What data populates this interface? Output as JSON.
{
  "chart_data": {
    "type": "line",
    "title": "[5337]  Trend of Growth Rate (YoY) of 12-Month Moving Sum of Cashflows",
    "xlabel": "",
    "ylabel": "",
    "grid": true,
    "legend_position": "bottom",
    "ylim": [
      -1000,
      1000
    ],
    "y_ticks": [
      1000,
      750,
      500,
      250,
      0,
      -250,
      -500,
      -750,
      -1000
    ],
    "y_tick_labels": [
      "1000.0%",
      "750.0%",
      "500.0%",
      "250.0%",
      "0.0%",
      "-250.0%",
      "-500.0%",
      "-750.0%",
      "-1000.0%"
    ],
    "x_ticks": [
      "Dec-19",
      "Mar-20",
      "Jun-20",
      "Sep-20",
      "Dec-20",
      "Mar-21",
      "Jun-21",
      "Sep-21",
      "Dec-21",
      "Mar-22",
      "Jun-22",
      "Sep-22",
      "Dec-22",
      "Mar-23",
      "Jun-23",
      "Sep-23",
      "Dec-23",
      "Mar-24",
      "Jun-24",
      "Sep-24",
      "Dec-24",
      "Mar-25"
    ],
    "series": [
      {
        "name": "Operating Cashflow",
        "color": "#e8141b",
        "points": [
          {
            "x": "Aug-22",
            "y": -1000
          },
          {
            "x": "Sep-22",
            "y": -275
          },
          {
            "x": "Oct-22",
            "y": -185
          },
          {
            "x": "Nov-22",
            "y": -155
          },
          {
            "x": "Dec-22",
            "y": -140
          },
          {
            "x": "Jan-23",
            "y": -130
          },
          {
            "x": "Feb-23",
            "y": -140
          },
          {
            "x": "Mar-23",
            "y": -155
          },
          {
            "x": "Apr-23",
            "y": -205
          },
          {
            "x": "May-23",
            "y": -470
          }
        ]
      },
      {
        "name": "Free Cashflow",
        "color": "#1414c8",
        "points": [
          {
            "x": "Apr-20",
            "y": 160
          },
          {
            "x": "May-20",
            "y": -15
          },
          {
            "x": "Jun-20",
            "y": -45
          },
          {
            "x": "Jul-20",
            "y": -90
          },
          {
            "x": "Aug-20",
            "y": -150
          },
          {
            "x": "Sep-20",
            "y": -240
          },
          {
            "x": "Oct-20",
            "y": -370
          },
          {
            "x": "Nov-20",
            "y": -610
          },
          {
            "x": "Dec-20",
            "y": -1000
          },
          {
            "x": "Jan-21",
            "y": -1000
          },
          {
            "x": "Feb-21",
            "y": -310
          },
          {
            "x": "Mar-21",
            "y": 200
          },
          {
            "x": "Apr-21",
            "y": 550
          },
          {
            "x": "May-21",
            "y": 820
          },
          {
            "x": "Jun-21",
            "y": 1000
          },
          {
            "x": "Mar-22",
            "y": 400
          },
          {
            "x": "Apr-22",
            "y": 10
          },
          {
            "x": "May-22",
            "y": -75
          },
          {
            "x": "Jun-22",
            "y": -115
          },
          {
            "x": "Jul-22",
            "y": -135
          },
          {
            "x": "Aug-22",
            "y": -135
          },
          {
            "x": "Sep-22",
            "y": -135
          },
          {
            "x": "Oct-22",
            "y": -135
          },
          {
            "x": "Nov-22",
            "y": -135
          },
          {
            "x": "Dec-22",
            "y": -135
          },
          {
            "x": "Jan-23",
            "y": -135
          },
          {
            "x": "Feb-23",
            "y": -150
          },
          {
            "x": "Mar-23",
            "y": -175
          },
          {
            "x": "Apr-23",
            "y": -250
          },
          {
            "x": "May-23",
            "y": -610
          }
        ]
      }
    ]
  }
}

········

# [THE EXERCISE]
Set all of the entries down again, exactly as they were given.

# [RESPONSE FOR THIS EXERCISE]
What data populates this interface? Output as JSON.
{
  "chart_data": {
    "type": "line",
    "title": "[5337]  Trend of Growth Rate (YoY) of 12-Month Moving Sum of Cashflows",
    "xlabel": "",
    "ylabel": "",
    "grid": true,
    "legend_position": "bottom",
    "ylim": [
      -1000,
      1000
    ],
    "y_ticks": [
      1000,
      750,
      500,
      250,
      0,
      -250,
      -500,
      -750,
      -1000
    ],
    "y_tick_labels": [
      "1000.0%",
      "750.0%",
      "500.0%",
      "250.0%",
      "0.0%",
      "-250.0%",
      "-500.0%",
      "-750.0%",
      "-1000.0%"
    ],
    "x_ticks": [
      "Dec-19",
      "Mar-20",
      "Jun-20",
      "Sep-20",
      "Dec-20",
      "Mar-21",
      "Jun-21",
      "Sep-21",
      "Dec-21",
      "Mar-22",
      "Jun-22",
      "Sep-22",
      "Dec-22",
      "Mar-23",
      "Jun-23",
      "Sep-23",
      "Dec-23",
      "Mar-24",
      "Jun-24",
      "Sep-24",
      "Dec-24",
      "Mar-25"
    ],
    "series": [
      {
        "name": "Operating Cashflow",
        "color": "#e8141b",
        "points": [
          {
            "x": "Aug-22",
            "y": -1000
          },
          {
            "x": "Sep-22",
            "y": -275
          },
          {
            "x": "Oct-22",
            "y": -185
          },
          {
            "x": "Nov-22",
            "y": -155
          },
          {
            "x": "Dec-22",
            "y": -140
          },
          {
            "x": "Jan-23",
            "y": -130
          },
          {
            "x": "Feb-23",
            "y": -140
          },
          {
            "x": "Mar-23",
            "y": -155
          },
          {
            "x": "Apr-23",
            "y": -205
          },
          {
            "x": "May-23",
            "y": -470
          }
        ]
      },
      {
        "name": "Free Cashflow",
        "color": "#1414c8",
        "points": [
          {
            "x": "Apr-20",
            "y": 160
          },
          {
            "x": "May-20",
            "y": -15
          },
          {
            "x": "Jun-20",
            "y": -45
          },
          {
            "x": "Jul-20",
            "y": -90
          },
          {
            "x": "Aug-20",
            "y": -150
          },
          {
            "x": "Sep-20",
            "y": -240
          },
          {
            "x": "Oct-20",
            "y": -370
          },
          {
            "x": "Nov-20",
            "y": -610
          },
          {
            "x": "Dec-20",
            "y": -1000
          },
          {
            "x": "Jan-21",
            "y": -1000
          },
          {
            "x": "Feb-21",
            "y": -310
          },
          {
            "x": "Mar-21",
            "y": 200
          },
          {
            "x": "Apr-21",
            "y": 550
          },
          {
            "x": "May-21",
            "y": 820
          },
          {
            "x": "Jun-21",
            "y": 1000
          },
          {
            "x": "Mar-22",
            "y": 400
          },
          {
            "x": "Apr-22",
            "y": 10
          },
          {
            "x": "May-22",
            "y": -75
          },
          {
            "x": "Jun-22",
            "y": -115
          },
          {
            "x": "Jul-22",
            "y": -135
          },
          {
            "x": "Aug-22",
            "y": -135
          },
          {
            "x": "Sep-22",
            "y": -135
          },
          {
            "x": "Oct-22",
            "y": -135
          },
          {
            "x": "Nov-22",
            "y": -135
          },
          {
            "x": "Dec-22",
            "y": -135
          },
          {
            "x": "Jan-23",
            "y": -135
          },
          {
            "x": "Feb-23",
            "y": -150
          },
          {
            "x": "Mar-23",
            "y": -175
          },
          {
            "x": "Apr-23",
            "y": -250
          },
          {
            "x": "May-23",
            "y": -610
          }
        ]
      }
    ]
  }
}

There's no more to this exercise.